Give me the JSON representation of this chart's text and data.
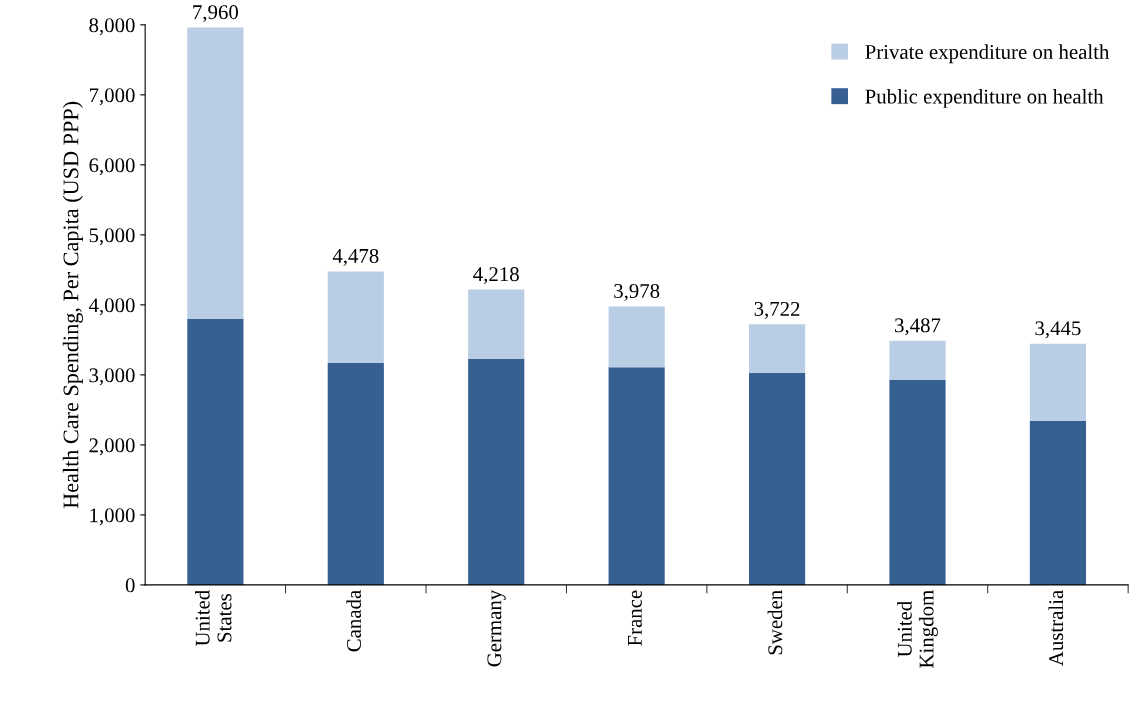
{
  "chart_data": {
    "type": "bar",
    "stacked": true,
    "ylabel": "Health Care Spending, Per Capita (USD PPP)",
    "categories": [
      "United\nStates",
      "Canada",
      "Germany",
      "France",
      "Sweden",
      "United\nKingdom",
      "Australia"
    ],
    "series": [
      {
        "name": "Public expenditure on health",
        "color": "#366092",
        "values": [
          3800,
          3170,
          3230,
          3110,
          3030,
          2930,
          2340
        ]
      },
      {
        "name": "Private expenditure on health",
        "color": "#b9cde5",
        "values": [
          4160,
          1308,
          988,
          868,
          692,
          557,
          1105
        ]
      }
    ],
    "totals": [
      "7,960",
      "4,478",
      "4,218",
      "3,978",
      "3,722",
      "3,487",
      "3,445"
    ],
    "ylim": [
      0,
      8000
    ],
    "yticks": [
      {
        "value": 0,
        "label": "0"
      },
      {
        "value": 1000,
        "label": "1,000"
      },
      {
        "value": 2000,
        "label": "2,000"
      },
      {
        "value": 3000,
        "label": "3,000"
      },
      {
        "value": 4000,
        "label": "4,000"
      },
      {
        "value": 5000,
        "label": "5,000"
      },
      {
        "value": 6000,
        "label": "6,000"
      },
      {
        "value": 7000,
        "label": "7,000"
      },
      {
        "value": 8000,
        "label": "8,000"
      }
    ],
    "grid": false,
    "legend": "top right"
  }
}
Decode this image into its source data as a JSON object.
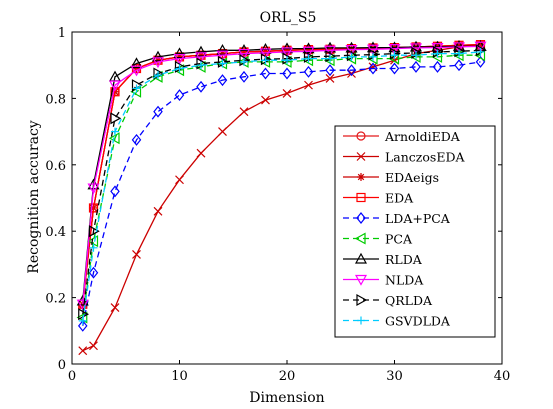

EXERCISE GOAL.
Copy each line of the listing in which the word "name" can be found.

THE REPLY.
        "name": "Public expenditure on health",
        "name": "Private expenditure on health",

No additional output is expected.